§ WORK INSTRUCTIONS: Switch "exploded perspective view" to "exploded isometric view" in the part that opens at the start of the records and closes with the line containing "The antenna system 12 is at (95, 388).", and reproduce only that part, with nothing else altered.

--------------------------------------------------

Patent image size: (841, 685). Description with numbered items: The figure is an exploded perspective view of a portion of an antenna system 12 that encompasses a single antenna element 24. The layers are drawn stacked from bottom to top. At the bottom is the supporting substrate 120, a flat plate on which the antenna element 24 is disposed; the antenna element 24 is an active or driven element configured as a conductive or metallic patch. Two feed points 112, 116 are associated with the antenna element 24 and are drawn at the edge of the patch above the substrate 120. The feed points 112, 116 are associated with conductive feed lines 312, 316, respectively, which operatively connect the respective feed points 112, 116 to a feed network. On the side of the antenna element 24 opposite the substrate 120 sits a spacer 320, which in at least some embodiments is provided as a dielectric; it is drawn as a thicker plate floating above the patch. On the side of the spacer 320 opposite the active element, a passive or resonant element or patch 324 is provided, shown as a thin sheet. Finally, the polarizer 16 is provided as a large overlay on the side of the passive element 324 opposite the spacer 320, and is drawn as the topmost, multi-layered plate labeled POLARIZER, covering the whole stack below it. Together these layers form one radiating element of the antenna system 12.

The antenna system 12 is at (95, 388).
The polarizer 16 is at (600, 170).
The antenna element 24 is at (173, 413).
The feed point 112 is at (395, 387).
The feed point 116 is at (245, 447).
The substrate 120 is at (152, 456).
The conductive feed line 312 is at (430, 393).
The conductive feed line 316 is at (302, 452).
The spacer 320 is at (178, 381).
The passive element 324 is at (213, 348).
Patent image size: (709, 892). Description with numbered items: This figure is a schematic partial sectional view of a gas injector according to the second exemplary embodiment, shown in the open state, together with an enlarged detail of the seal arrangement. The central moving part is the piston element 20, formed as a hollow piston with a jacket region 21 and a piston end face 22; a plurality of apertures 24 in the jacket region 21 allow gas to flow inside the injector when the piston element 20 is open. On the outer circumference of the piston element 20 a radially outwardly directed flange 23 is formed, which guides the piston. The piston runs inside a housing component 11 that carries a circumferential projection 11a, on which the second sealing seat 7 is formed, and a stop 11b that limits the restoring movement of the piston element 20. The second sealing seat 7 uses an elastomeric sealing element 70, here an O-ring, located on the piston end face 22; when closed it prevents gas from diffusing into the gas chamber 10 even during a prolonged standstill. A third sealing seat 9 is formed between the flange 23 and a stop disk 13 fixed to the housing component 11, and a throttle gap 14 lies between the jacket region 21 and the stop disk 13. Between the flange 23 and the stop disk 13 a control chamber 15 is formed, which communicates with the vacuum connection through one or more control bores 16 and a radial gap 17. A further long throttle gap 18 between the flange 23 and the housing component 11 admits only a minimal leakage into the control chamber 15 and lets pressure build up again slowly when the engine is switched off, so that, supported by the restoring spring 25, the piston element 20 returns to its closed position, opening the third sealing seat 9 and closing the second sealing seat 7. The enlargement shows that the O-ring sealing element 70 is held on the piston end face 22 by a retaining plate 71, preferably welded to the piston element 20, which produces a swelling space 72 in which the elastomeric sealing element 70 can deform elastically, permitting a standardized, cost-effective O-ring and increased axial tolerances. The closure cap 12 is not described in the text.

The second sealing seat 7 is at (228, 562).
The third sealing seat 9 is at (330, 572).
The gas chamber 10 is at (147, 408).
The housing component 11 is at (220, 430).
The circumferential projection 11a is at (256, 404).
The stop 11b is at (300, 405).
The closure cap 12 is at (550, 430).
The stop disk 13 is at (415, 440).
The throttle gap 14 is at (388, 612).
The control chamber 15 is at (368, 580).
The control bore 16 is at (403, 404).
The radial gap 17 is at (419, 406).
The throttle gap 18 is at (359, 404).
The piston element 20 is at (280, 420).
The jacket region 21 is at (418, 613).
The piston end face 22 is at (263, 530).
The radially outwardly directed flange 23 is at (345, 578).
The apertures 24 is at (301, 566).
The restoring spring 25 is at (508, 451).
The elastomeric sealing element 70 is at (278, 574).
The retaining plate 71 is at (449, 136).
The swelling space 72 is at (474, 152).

--------------------------------------------------

§ TASK OUTPUT:
Patent image size: (841, 685). Description with numbered items: The figure is an exploded isometric view of a portion of an antenna system 12 that encompasses a single antenna element 24. The layers are drawn stacked from bottom to top. At the bottom is the supporting substrate 120, a flat plate on which the antenna element 24 is disposed; the antenna element 24 is an active or driven element configured as a conductive or metallic patch. Two feed points 112, 116 are associated with the antenna element 24 and are drawn at the edge of the patch above the substrate 120. The feed points 112, 116 are associated with conductive feed lines 312, 316, respectively, which operatively connect the respective feed points 112, 116 to a feed network. On the side of the antenna element 24 opposite the substrate 120 sits a spacer 320, which in at least some embodiments is provided as a dielectric; it is drawn as a thicker plate floating above the patch. On the side of the spacer 320 opposite the active element, a passive or resonant element or patch 324 is provided, shown as a thin sheet. Finally, the polarizer 16 is provided as a large overlay on the side of the passive element 324 opposite the spacer 320, and is drawn as the topmost, multi-layered plate labeled POLARIZER, covering the whole stack below it. Together these layers form one radiating element of the antenna system 12.

The antenna system 12 is at (95, 388).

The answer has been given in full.